▶ _Given passage_:
§

IFRS 15 has been published in May 2014 and adopted by the EU on 22 September 2016. For financial years beginning on or after 01 January 2018, either the full retrospective application or a modified retrospective application is mandatory. An early application of the standard is permitted. It introduces a new model for recognising revenue in five analytical steps which shall be applied to all revenues from contracts with customers. The core principle of the standard is that a company shall recognise revenue at the time of transfer of goods or services to customers in the amount of the return which the company may expect in exchange for the transfer of these goods or services.

§

▶ _Provided material_:
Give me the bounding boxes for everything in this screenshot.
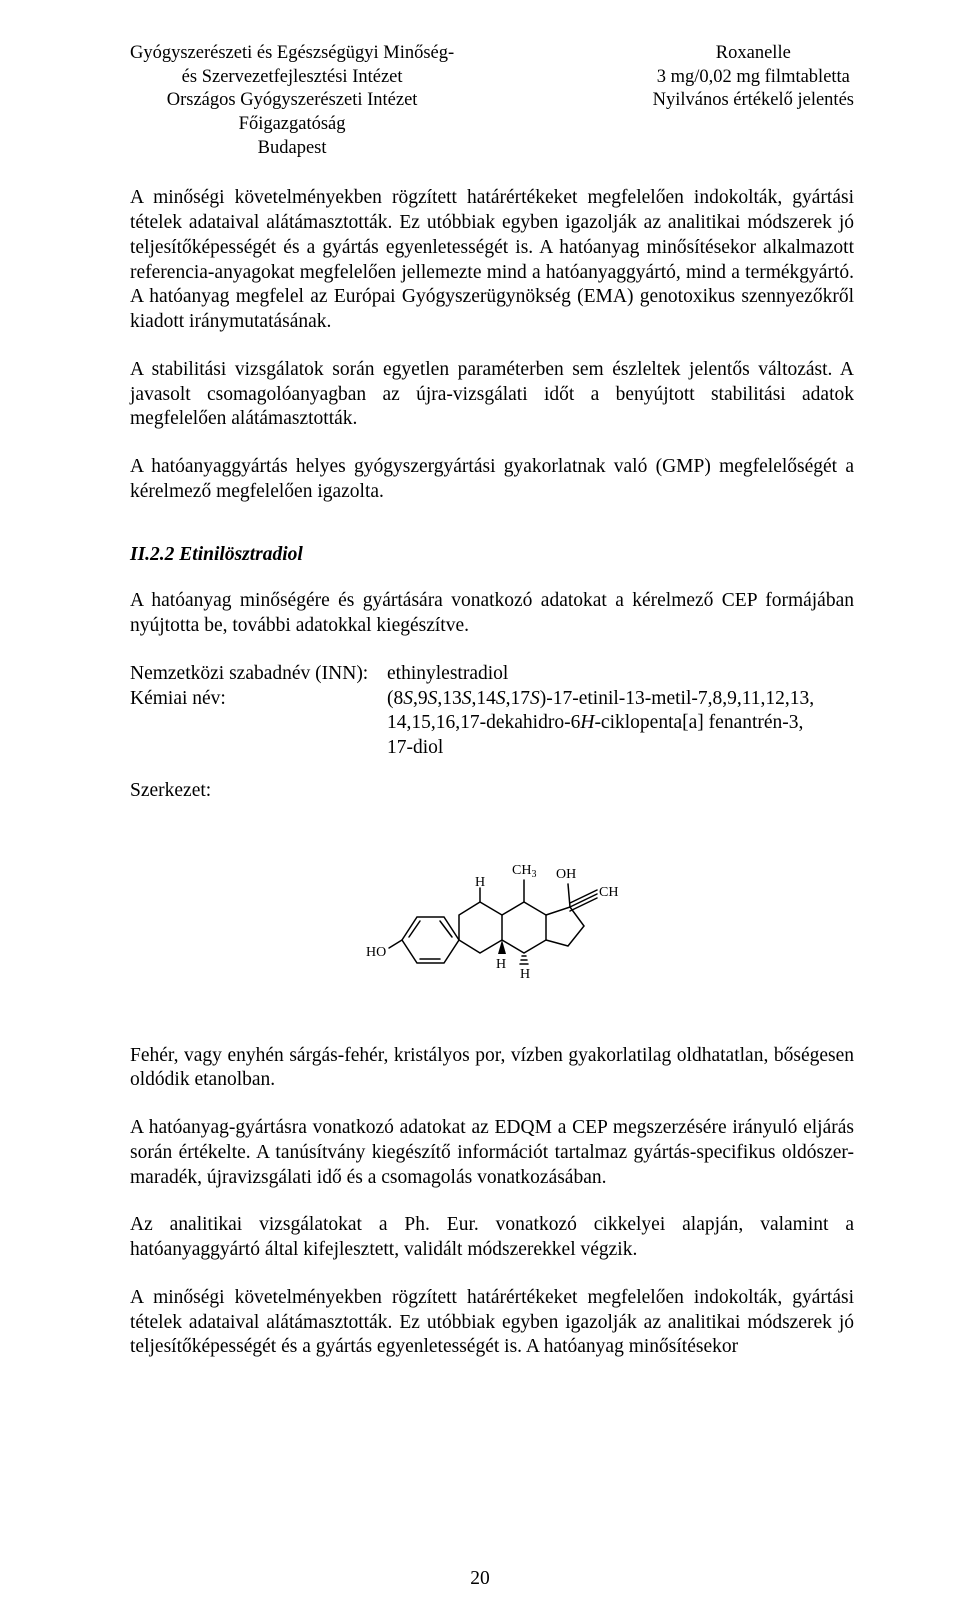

§

▶ _Do this_: Return the portion of the IFRS 15 passage above verbatim, beginning at the words "IFRS 15 has" and stopping after "goods or services.".

▶ _Written response_:
IFRS 15 has been published in May 2014 and adopted by the EU on 22 September 2016. For financial years beginning on or after 01 January 2018, either the full retrospective application or a modified retrospective application is mandatory. An early application of the standard is permitted. It introduces a new model for recognising revenue in five analytical steps which shall be applied to all revenues from contracts with customers. The core principle of the standard is that a company shall recognise revenue at the time of transfer of goods or services to customers in the amount of the return which the company may expect in exchange for the transfer of these goods or services.